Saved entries

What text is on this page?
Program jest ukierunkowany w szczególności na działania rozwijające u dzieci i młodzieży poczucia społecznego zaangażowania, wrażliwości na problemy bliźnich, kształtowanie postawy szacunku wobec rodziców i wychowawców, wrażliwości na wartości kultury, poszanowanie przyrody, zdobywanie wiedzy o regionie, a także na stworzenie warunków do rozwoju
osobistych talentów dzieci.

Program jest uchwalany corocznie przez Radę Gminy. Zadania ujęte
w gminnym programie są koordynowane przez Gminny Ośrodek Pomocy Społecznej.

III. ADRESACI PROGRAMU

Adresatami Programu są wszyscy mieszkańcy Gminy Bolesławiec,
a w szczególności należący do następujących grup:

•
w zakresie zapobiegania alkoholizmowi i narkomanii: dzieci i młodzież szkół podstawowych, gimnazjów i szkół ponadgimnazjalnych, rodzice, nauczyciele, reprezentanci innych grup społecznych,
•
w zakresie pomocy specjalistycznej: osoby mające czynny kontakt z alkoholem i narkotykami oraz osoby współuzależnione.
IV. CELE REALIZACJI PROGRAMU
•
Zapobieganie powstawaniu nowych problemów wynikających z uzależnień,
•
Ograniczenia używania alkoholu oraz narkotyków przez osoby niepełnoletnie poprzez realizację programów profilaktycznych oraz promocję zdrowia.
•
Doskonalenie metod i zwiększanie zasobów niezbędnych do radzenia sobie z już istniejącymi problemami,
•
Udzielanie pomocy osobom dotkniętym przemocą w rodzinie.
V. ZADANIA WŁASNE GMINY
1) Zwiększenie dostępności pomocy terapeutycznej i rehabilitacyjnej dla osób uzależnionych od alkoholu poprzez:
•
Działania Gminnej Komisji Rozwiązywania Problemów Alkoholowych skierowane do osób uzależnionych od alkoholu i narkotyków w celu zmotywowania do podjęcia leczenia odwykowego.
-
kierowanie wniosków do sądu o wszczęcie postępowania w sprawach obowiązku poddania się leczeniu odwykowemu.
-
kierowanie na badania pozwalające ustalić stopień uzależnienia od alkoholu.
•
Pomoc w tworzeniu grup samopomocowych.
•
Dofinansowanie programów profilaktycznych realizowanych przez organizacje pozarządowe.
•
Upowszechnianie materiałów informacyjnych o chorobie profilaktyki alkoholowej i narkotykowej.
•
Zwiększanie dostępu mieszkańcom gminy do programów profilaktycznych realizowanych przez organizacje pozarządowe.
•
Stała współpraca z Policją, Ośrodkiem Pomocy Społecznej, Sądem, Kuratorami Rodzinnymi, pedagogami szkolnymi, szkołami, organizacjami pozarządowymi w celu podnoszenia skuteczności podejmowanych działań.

> [INSTRUCTIONS FOR THE TASK]
Please set down the whole listing above without altering a single line.

> [THE OUTPUT]
What text is on this page?
Program jest ukierunkowany w szczególności na działania rozwijające u dzieci i młodzieży poczucia społecznego zaangażowania, wrażliwości na problemy bliźnich, kształtowanie postawy szacunku wobec rodziców i wychowawców, wrażliwości na wartości kultury, poszanowanie przyrody, zdobywanie wiedzy o regionie, a także na stworzenie warunków do rozwoju
osobistych talentów dzieci.

Program jest uchwalany corocznie przez Radę Gminy. Zadania ujęte
w gminnym programie są koordynowane przez Gminny Ośrodek Pomocy Społecznej.

III. ADRESACI PROGRAMU

Adresatami Programu są wszyscy mieszkańcy Gminy Bolesławiec,
a w szczególności należący do następujących grup:

•
w zakresie zapobiegania alkoholizmowi i narkomanii: dzieci i młodzież szkół podstawowych, gimnazjów i szkół ponadgimnazjalnych, rodzice, nauczyciele, reprezentanci innych grup społecznych,
•
w zakresie pomocy specjalistycznej: osoby mające czynny kontakt z alkoholem i narkotykami oraz osoby współuzależnione.
IV. CELE REALIZACJI PROGRAMU
•
Zapobieganie powstawaniu nowych problemów wynikających z uzależnień,
•
Ograniczenia używania alkoholu oraz narkotyków przez osoby niepełnoletnie poprzez realizację programów profilaktycznych oraz promocję zdrowia.
•
Doskonalenie metod i zwiększanie zasobów niezbędnych do radzenia sobie z już istniejącymi problemami,
•
Udzielanie pomocy osobom dotkniętym przemocą w rodzinie.
V. ZADANIA WŁASNE GMINY
1) Zwiększenie dostępności pomocy terapeutycznej i rehabilitacyjnej dla osób uzależnionych od alkoholu poprzez:
•
Działania Gminnej Komisji Rozwiązywania Problemów Alkoholowych skierowane do osób uzależnionych od alkoholu i narkotyków w celu zmotywowania do podjęcia leczenia odwykowego.
-
kierowanie wniosków do sądu o wszczęcie postępowania w sprawach obowiązku poddania się leczeniu odwykowemu.
-
kierowanie na badania pozwalające ustalić stopień uzależnienia od alkoholu.
•
Pomoc w tworzeniu grup samopomocowych.
•
Dofinansowanie programów profilaktycznych realizowanych przez organizacje pozarządowe.
•
Upowszechnianie materiałów informacyjnych o chorobie profilaktyki alkoholowej i narkotykowej.
•
Zwiększanie dostępu mieszkańcom gminy do programów profilaktycznych realizowanych przez organizacje pozarządowe.
•
Stała współpraca z Policją, Ośrodkiem Pomocy Społecznej, Sądem, Kuratorami Rodzinnymi, pedagogami szkolnymi, szkołami, organizacjami pozarządowymi w celu podnoszenia skuteczności podejmowanych działań.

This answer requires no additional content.